[Excerpts from a figure dataset]
- - -

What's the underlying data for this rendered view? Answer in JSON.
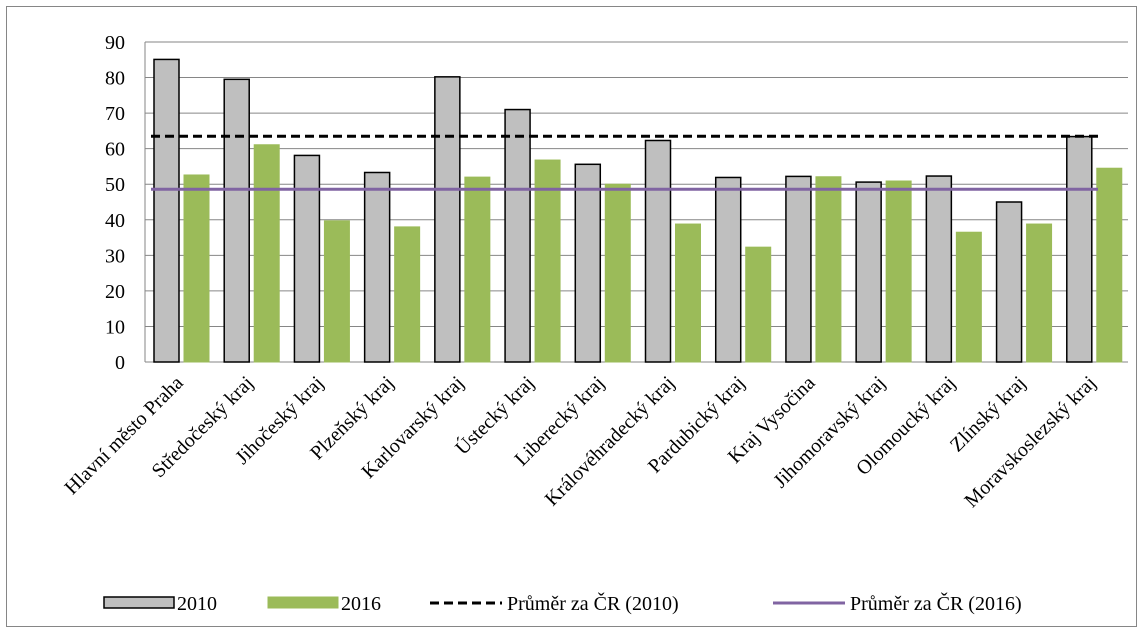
{
  "chart_data": {
    "type": "bar",
    "title": "",
    "xlabel": "",
    "ylabel": "",
    "ylim": [
      0,
      90
    ],
    "yticks": [
      0,
      10,
      20,
      30,
      40,
      50,
      60,
      70,
      80,
      90
    ],
    "grid": true,
    "legend_position": "bottom",
    "categories": [
      "Hlavní město Praha",
      "Středočeský kraj",
      "Jihočeský kraj",
      "Plzeňský kraj",
      "Karlovarský kraj",
      "Ústecký kraj",
      "Liberecký kraj",
      "Královéhradecký kraj",
      "Pardubický kraj",
      "Kraj Vysočina",
      "Jihomoravský kraj",
      "Olomoucký kraj",
      "Zlínský kraj",
      "Moravskoslezský kraj"
    ],
    "series": [
      {
        "name": "2010",
        "values": [
          85.1,
          79.5,
          58.1,
          53.3,
          80.2,
          71.0,
          55.6,
          62.3,
          51.9,
          52.2,
          50.6,
          52.3,
          45.0,
          63.4
        ],
        "color": "#bfbfbf",
        "stroke": "#000000"
      },
      {
        "name": "2016",
        "values": [
          52.6,
          61.1,
          39.7,
          38.0,
          52.0,
          56.8,
          50.0,
          38.8,
          32.3,
          52.1,
          50.9,
          36.5,
          38.8,
          54.5
        ],
        "color": "#9bbb59",
        "stroke": "#9bbb59"
      }
    ],
    "reference_lines": [
      {
        "name": "Průměr za ČR (2010)",
        "value": 63.5,
        "color": "#000000",
        "style": "dashed"
      },
      {
        "name": "Průměr za ČR (2016)",
        "value": 48.6,
        "color": "#8064a2",
        "style": "solid"
      }
    ]
  }
}
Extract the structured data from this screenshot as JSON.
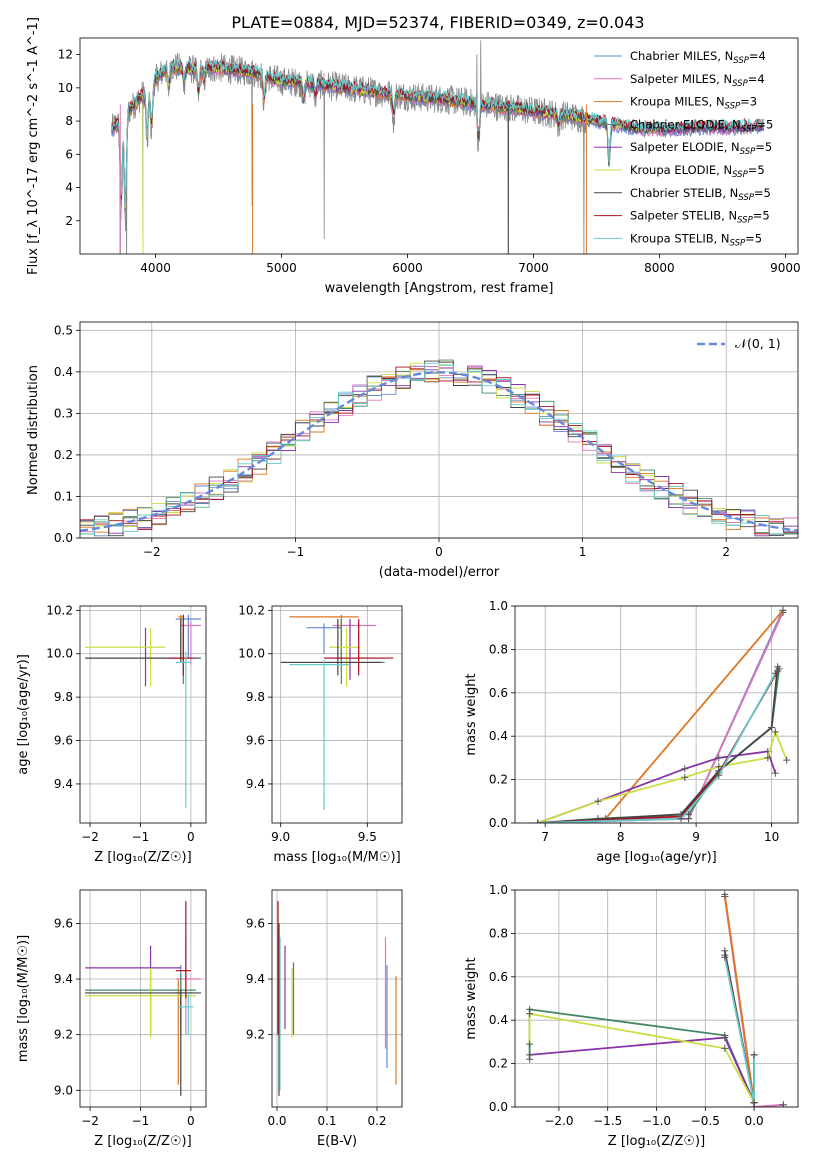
{
  "figure_title": "PLATE=0884, MJD=52374, FIBERID=0349, z=0.043",
  "series_colors": [
    "#6688cc",
    "#dd77bb",
    "#dd7722",
    "#448866",
    "#8833aa",
    "#ccdd44",
    "#444444",
    "#aa1122",
    "#66cccc"
  ],
  "chart_data": [
    {
      "type": "line",
      "name": "spectrum",
      "xlabel": "wavelength [Angstrom, rest frame]",
      "ylabel": "Flux [f_λ 10^-17 erg cm^-2 s^-1 A^-1]",
      "xlim": [
        3400,
        9100
      ],
      "ylim": [
        0,
        13
      ],
      "xticks": [
        "4000",
        "5000",
        "6000",
        "7000",
        "8000",
        "9000"
      ],
      "yticks": [
        "2",
        "4",
        "6",
        "8",
        "10",
        "12"
      ],
      "legend_position": "upper-right",
      "data_color": "#888888",
      "data_range": [
        3650,
        7420
      ],
      "legend": [
        "Chabrier MILES, N_SSP=4",
        "Salpeter MILES, N_SSP=4",
        "Kroupa MILES, N_SSP=3",
        "Chabrier ELODIE, N_SSP=5",
        "Salpeter ELODIE, N_SSP=5",
        "Kroupa ELODIE, N_SSP=5",
        "Chabrier STELIB, N_SSP=5",
        "Salpeter STELIB, N_SSP=5",
        "Kroupa STELIB, N_SSP=5"
      ],
      "legend_main": [
        "Chabrier MILES, N",
        "Salpeter MILES, N",
        "Kroupa MILES, N",
        "Chabrier ELODIE, N",
        "Salpeter ELODIE, N",
        "Kroupa ELODIE, N",
        "Chabrier STELIB, N",
        "Salpeter STELIB, N",
        "Kroupa STELIB, N"
      ],
      "legend_sub": "SSP",
      "legend_val": [
        "=4",
        "=4",
        "=3",
        "=5",
        "=5",
        "=5",
        "=5",
        "=5",
        "=5"
      ],
      "continuum": [
        [
          3650,
          7.5
        ],
        [
          3750,
          8.3
        ],
        [
          3900,
          9.6
        ],
        [
          4000,
          10.5
        ],
        [
          4100,
          11.3
        ],
        [
          4300,
          11.1
        ],
        [
          4500,
          11.2
        ],
        [
          4800,
          10.9
        ],
        [
          5000,
          10.4
        ],
        [
          5200,
          10.3
        ],
        [
          5500,
          10.0
        ],
        [
          5800,
          9.7
        ],
        [
          6000,
          9.5
        ],
        [
          6300,
          9.3
        ],
        [
          6500,
          9.1
        ],
        [
          6700,
          8.9
        ],
        [
          7000,
          8.6
        ],
        [
          7300,
          8.3
        ],
        [
          7500,
          8.0
        ],
        [
          7800,
          7.6
        ],
        [
          8000,
          7.5
        ],
        [
          8300,
          7.6
        ],
        [
          8500,
          7.6
        ],
        [
          8800,
          7.7
        ]
      ],
      "absorption": [
        [
          3727,
          -6
        ],
        [
          3760,
          -7
        ],
        [
          3933,
          -3.5
        ],
        [
          3968,
          -3
        ],
        [
          4102,
          -1.5
        ],
        [
          4226,
          -0.8
        ],
        [
          4340,
          -1.6
        ],
        [
          4384,
          -0.8
        ],
        [
          4861,
          -1.6
        ],
        [
          5175,
          -1.2
        ],
        [
          5270,
          -0.8
        ],
        [
          5890,
          -1.5
        ],
        [
          6563,
          -2.5
        ],
        [
          7200,
          -0.8
        ],
        [
          7600,
          -3.0
        ]
      ],
      "spikes": [
        [
          3720,
          -8
        ],
        [
          3770,
          -6
        ],
        [
          3900,
          -9
        ],
        [
          4765,
          -8
        ],
        [
          5340,
          -9
        ],
        [
          6550,
          4
        ],
        [
          6580,
          4
        ],
        [
          6800,
          -8
        ],
        [
          7400,
          -8
        ],
        [
          7420,
          -6
        ],
        [
          7700,
          -2
        ]
      ]
    },
    {
      "type": "line",
      "name": "residual-histogram",
      "xlabel": "(data-model)/error",
      "ylabel": "Normed distribution",
      "xlim": [
        -2.5,
        2.5
      ],
      "ylim": [
        0,
        0.52
      ],
      "xticks": [
        "−2",
        "−1",
        "0",
        "1",
        "2"
      ],
      "yticks": [
        "0.0",
        "0.1",
        "0.2",
        "0.3",
        "0.4",
        "0.5"
      ],
      "grid": true,
      "bin_width": 0.1,
      "legend": [
        "𝒩(0, 1)"
      ],
      "normal_color": "#6688dd"
    },
    {
      "type": "scatter",
      "name": "age-vs-metallicity",
      "xlabel": "Z [log₁₀(Z/Z☉)]",
      "ylabel": "age  [log₁₀(age/yr)]",
      "xlim": [
        -2.2,
        0.3
      ],
      "ylim": [
        9.22,
        10.22
      ],
      "xticks": [
        "−2",
        "−1",
        "0"
      ],
      "yticks": [
        "9.4",
        "9.6",
        "9.8",
        "10.0",
        "10.2"
      ],
      "grid": true,
      "points": [
        {
          "series": 0,
          "x": -0.05,
          "y": 10.16,
          "xerr": [
            0.25,
            0.25
          ],
          "yerr": [
            0.18,
            0.02
          ]
        },
        {
          "series": 1,
          "x": 0.0,
          "y": 10.13,
          "xerr": [
            0.2,
            0.2
          ],
          "yerr": [
            0.18,
            0.02
          ]
        },
        {
          "series": 2,
          "x": -0.2,
          "y": 10.17,
          "xerr": [
            0.05,
            0.05
          ],
          "yerr": [
            0.2,
            0.01
          ]
        },
        {
          "series": 3,
          "x": -0.15,
          "y": 9.98,
          "xerr": [
            1.95,
            0.3
          ],
          "yerr": [
            0.12,
            0.18
          ]
        },
        {
          "series": 4,
          "x": -0.9,
          "y": 9.98,
          "xerr": [
            1.2,
            0.7
          ],
          "yerr": [
            0.13,
            0.14
          ]
        },
        {
          "series": 5,
          "x": -0.8,
          "y": 10.03,
          "xerr": [
            1.3,
            0.3
          ],
          "yerr": [
            0.18,
            0.09
          ]
        },
        {
          "series": 6,
          "x": -0.2,
          "y": 9.98,
          "xerr": [
            1.9,
            0.4
          ],
          "yerr": [
            0.02,
            0.18
          ]
        },
        {
          "series": 7,
          "x": -0.15,
          "y": 9.98,
          "xerr": [
            0.3,
            0.2
          ],
          "yerr": [
            0.08,
            0.2
          ]
        },
        {
          "series": 8,
          "x": -0.1,
          "y": 9.96,
          "xerr": [
            0.2,
            0.1
          ],
          "yerr": [
            0.67,
            0.05
          ]
        }
      ]
    },
    {
      "type": "scatter",
      "name": "age-vs-mass",
      "xlabel": "mass [log₁₀(M/M☉)]",
      "ylabel": "",
      "xlim": [
        8.95,
        9.7
      ],
      "ylim": [
        9.22,
        10.22
      ],
      "xticks": [
        "9.0",
        "9.5"
      ],
      "yticks": [
        "9.4",
        "9.6",
        "9.8",
        "10.0",
        "10.2"
      ],
      "grid": true,
      "points": [
        {
          "series": 0,
          "x": 9.25,
          "y": 10.12,
          "xerr": [
            0.1,
            0.1
          ],
          "yerr": [
            0.12,
            0.02
          ]
        },
        {
          "series": 1,
          "x": 9.45,
          "y": 10.13,
          "xerr": [
            0.15,
            0.1
          ],
          "yerr": [
            0.15,
            0.02
          ]
        },
        {
          "series": 2,
          "x": 9.35,
          "y": 10.17,
          "xerr": [
            0.3,
            0.1
          ],
          "yerr": [
            0.2,
            0.01
          ]
        },
        {
          "series": 3,
          "x": 9.35,
          "y": 9.96,
          "xerr": [
            0.35,
            0.25
          ],
          "yerr": [
            0.1,
            0.2
          ]
        },
        {
          "series": 4,
          "x": 9.4,
          "y": 9.98,
          "xerr": [
            0.15,
            0.2
          ],
          "yerr": [
            0.1,
            0.18
          ]
        },
        {
          "series": 5,
          "x": 9.38,
          "y": 10.03,
          "xerr": [
            0.1,
            0.08
          ],
          "yerr": [
            0.18,
            0.09
          ]
        },
        {
          "series": 6,
          "x": 9.33,
          "y": 9.96,
          "xerr": [
            0.33,
            0.25
          ],
          "yerr": [
            0.06,
            0.2
          ]
        },
        {
          "series": 7,
          "x": 9.45,
          "y": 9.98,
          "xerr": [
            0.2,
            0.2
          ],
          "yerr": [
            0.08,
            0.18
          ]
        },
        {
          "series": 8,
          "x": 9.25,
          "y": 9.95,
          "xerr": [
            0.2,
            0.15
          ],
          "yerr": [
            0.67,
            0.02
          ]
        }
      ]
    },
    {
      "type": "line",
      "name": "mass-weight-vs-age",
      "xlabel": "age  [log₁₀(age/yr)]",
      "ylabel": "mass weight",
      "xlim": [
        6.6,
        10.35
      ],
      "ylim": [
        0,
        1.0
      ],
      "xticks": [
        "7",
        "8",
        "9",
        "10"
      ],
      "yticks": [
        "0.0",
        "0.2",
        "0.4",
        "0.6",
        "0.8",
        "1.0"
      ],
      "grid": true,
      "series": [
        {
          "series": 0,
          "x": [
            6.9,
            8.9,
            10.15
          ],
          "y": [
            0.0,
            0.02,
            0.98
          ]
        },
        {
          "series": 1,
          "x": [
            6.9,
            8.9,
            10.15
          ],
          "y": [
            0.0,
            0.02,
            0.97
          ]
        },
        {
          "series": 2,
          "x": [
            6.9,
            7.8,
            10.15
          ],
          "y": [
            0.0,
            0.02,
            0.98
          ]
        },
        {
          "series": 3,
          "x": [
            6.9,
            7.7,
            8.9,
            9.3,
            10.0,
            10.1
          ],
          "y": [
            0.0,
            0.02,
            0.04,
            0.24,
            0.44,
            0.71
          ]
        },
        {
          "series": 4,
          "x": [
            6.9,
            7.7,
            8.85,
            9.3,
            9.95,
            10.05
          ],
          "y": [
            0.0,
            0.1,
            0.25,
            0.3,
            0.33,
            0.23
          ]
        },
        {
          "series": 5,
          "x": [
            6.9,
            7.7,
            8.85,
            9.3,
            9.95,
            10.05,
            10.2
          ],
          "y": [
            0.0,
            0.1,
            0.21,
            0.26,
            0.3,
            0.42,
            0.29
          ]
        },
        {
          "series": 6,
          "x": [
            6.9,
            8.8,
            9.3,
            10.0,
            10.08
          ],
          "y": [
            0.0,
            0.04,
            0.24,
            0.44,
            0.72
          ]
        },
        {
          "series": 7,
          "x": [
            6.9,
            8.8,
            9.3,
            10.08
          ],
          "y": [
            0.0,
            0.03,
            0.23,
            0.7
          ]
        },
        {
          "series": 8,
          "x": [
            6.9,
            8.8,
            9.3,
            10.05
          ],
          "y": [
            0.0,
            0.02,
            0.22,
            0.69
          ]
        }
      ]
    },
    {
      "type": "scatter",
      "name": "mass-vs-metallicity",
      "xlabel": "Z [log₁₀(Z/Z☉)]",
      "ylabel": "mass [log₁₀(M/M☉)]",
      "xlim": [
        -2.2,
        0.3
      ],
      "ylim": [
        8.94,
        9.72
      ],
      "xticks": [
        "−2",
        "−1",
        "0"
      ],
      "yticks": [
        "9.0",
        "9.2",
        "9.4",
        "9.6"
      ],
      "grid": true,
      "points": [
        {
          "series": 0,
          "x": -0.2,
          "y": 9.35,
          "xerr": [
            0.2,
            0.25
          ],
          "yerr": [
            0.1,
            0.1
          ]
        },
        {
          "series": 1,
          "x": -0.1,
          "y": 9.4,
          "xerr": [
            0.2,
            0.3
          ],
          "yerr": [
            0.2,
            0.15
          ]
        },
        {
          "series": 2,
          "x": -0.25,
          "y": 9.35,
          "xerr": [
            0.05,
            0.05
          ],
          "yerr": [
            0.33,
            0.05
          ]
        },
        {
          "series": 3,
          "x": -0.2,
          "y": 9.36,
          "xerr": [
            1.9,
            0.3
          ],
          "yerr": [
            0.16,
            0.06
          ]
        },
        {
          "series": 4,
          "x": -0.8,
          "y": 9.44,
          "xerr": [
            1.3,
            0.6
          ],
          "yerr": [
            0.24,
            0.08
          ]
        },
        {
          "series": 5,
          "x": -0.8,
          "y": 9.34,
          "xerr": [
            1.3,
            0.9
          ],
          "yerr": [
            0.15,
            0.1
          ]
        },
        {
          "series": 6,
          "x": -0.2,
          "y": 9.35,
          "xerr": [
            1.9,
            0.4
          ],
          "yerr": [
            0.37,
            0.01
          ]
        },
        {
          "series": 7,
          "x": -0.1,
          "y": 9.43,
          "xerr": [
            0.2,
            0.1
          ],
          "yerr": [
            0.1,
            0.25
          ]
        },
        {
          "series": 8,
          "x": -0.05,
          "y": 9.3,
          "xerr": [
            0.2,
            0.1
          ],
          "yerr": [
            0.1,
            0.05
          ]
        }
      ]
    },
    {
      "type": "scatter",
      "name": "mass-vs-reddening",
      "xlabel": "E(B-V)",
      "ylabel": "",
      "xlim": [
        -0.01,
        0.25
      ],
      "ylim": [
        8.94,
        9.72
      ],
      "xticks": [
        "0.0",
        "0.1",
        "0.2"
      ],
      "yticks": [
        "9.2",
        "9.4",
        "9.6"
      ],
      "grid": true,
      "points": [
        {
          "series": 0,
          "x": 0.22,
          "y": 9.35,
          "xerr": [
            0.0,
            0.0
          ],
          "yerr": [
            0.27,
            0.1
          ]
        },
        {
          "series": 1,
          "x": 0.217,
          "y": 9.4,
          "xerr": [
            0.0,
            0.0
          ],
          "yerr": [
            0.25,
            0.15
          ]
        },
        {
          "series": 2,
          "x": 0.238,
          "y": 9.35,
          "xerr": [
            0.0,
            0.0
          ],
          "yerr": [
            0.33,
            0.06
          ]
        },
        {
          "series": 3,
          "x": 0.033,
          "y": 9.36,
          "xerr": [
            0.0,
            0.0
          ],
          "yerr": [
            0.16,
            0.1
          ]
        },
        {
          "series": 4,
          "x": 0.016,
          "y": 9.44,
          "xerr": [
            0.0,
            0.0
          ],
          "yerr": [
            0.22,
            0.08
          ]
        },
        {
          "series": 5,
          "x": 0.03,
          "y": 9.34,
          "xerr": [
            0.0,
            0.0
          ],
          "yerr": [
            0.15,
            0.1
          ]
        },
        {
          "series": 6,
          "x": 0.004,
          "y": 9.35,
          "xerr": [
            0.0,
            0.0
          ],
          "yerr": [
            0.37,
            0.25
          ]
        },
        {
          "series": 7,
          "x": 0.002,
          "y": 9.43,
          "xerr": [
            0.0,
            0.0
          ],
          "yerr": [
            0.23,
            0.25
          ]
        },
        {
          "series": 8,
          "x": 0.006,
          "y": 9.3,
          "xerr": [
            0.0,
            0.0
          ],
          "yerr": [
            0.3,
            0.25
          ]
        }
      ]
    },
    {
      "type": "line",
      "name": "mass-weight-vs-metallicity",
      "xlabel": "Z [log₁₀(Z/Z☉)]",
      "ylabel": "mass weight",
      "xlim": [
        -2.45,
        0.45
      ],
      "ylim": [
        0,
        1.0
      ],
      "xticks": [
        "−2.0",
        "−1.5",
        "−1.0",
        "−0.5",
        "0.0"
      ],
      "yticks": [
        "0.0",
        "0.2",
        "0.4",
        "0.6",
        "0.8",
        "1.0"
      ],
      "grid": true,
      "series": [
        {
          "series": 0,
          "x": [
            -0.3,
            0.0,
            0.3
          ],
          "y": [
            0.97,
            0.0,
            0.01
          ]
        },
        {
          "series": 1,
          "x": [
            -0.3,
            0.0,
            0.3
          ],
          "y": [
            0.97,
            0.0,
            0.01
          ]
        },
        {
          "series": 2,
          "x": [
            -0.3,
            0.0
          ],
          "y": [
            0.98,
            0.02
          ]
        },
        {
          "series": 3,
          "x": [
            -2.3,
            -2.3,
            -0.3,
            0.0,
            0.0
          ],
          "y": [
            0.22,
            0.45,
            0.33,
            0.02,
            0.24
          ]
        },
        {
          "series": 4,
          "x": [
            -2.3,
            -0.3,
            0.0,
            0.0
          ],
          "y": [
            0.24,
            0.32,
            0.02,
            0.24
          ]
        },
        {
          "series": 5,
          "x": [
            -2.3,
            -2.3,
            -0.3,
            0.0
          ],
          "y": [
            0.29,
            0.43,
            0.27,
            0.02
          ]
        },
        {
          "series": 6,
          "x": [
            -0.3,
            0.0,
            0.0
          ],
          "y": [
            0.72,
            0.02,
            0.24
          ]
        },
        {
          "series": 7,
          "x": [
            -0.3,
            0.0
          ],
          "y": [
            0.7,
            0.02
          ]
        },
        {
          "series": 8,
          "x": [
            -0.3,
            0.0,
            0.0
          ],
          "y": [
            0.69,
            0.02,
            0.24
          ]
        }
      ]
    }
  ]
}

- - -

Look over the records above and copy each line that includes the string "Salpeter".

        "Salpeter MILES, N_SSP=4",
        "Salpeter ELODIE, N_SSP=5",
        "Salpeter STELIB, N_SSP=5",
        "Salpeter MILES, N",
        "Salpeter ELODIE, N",
        "Salpeter STELIB, N",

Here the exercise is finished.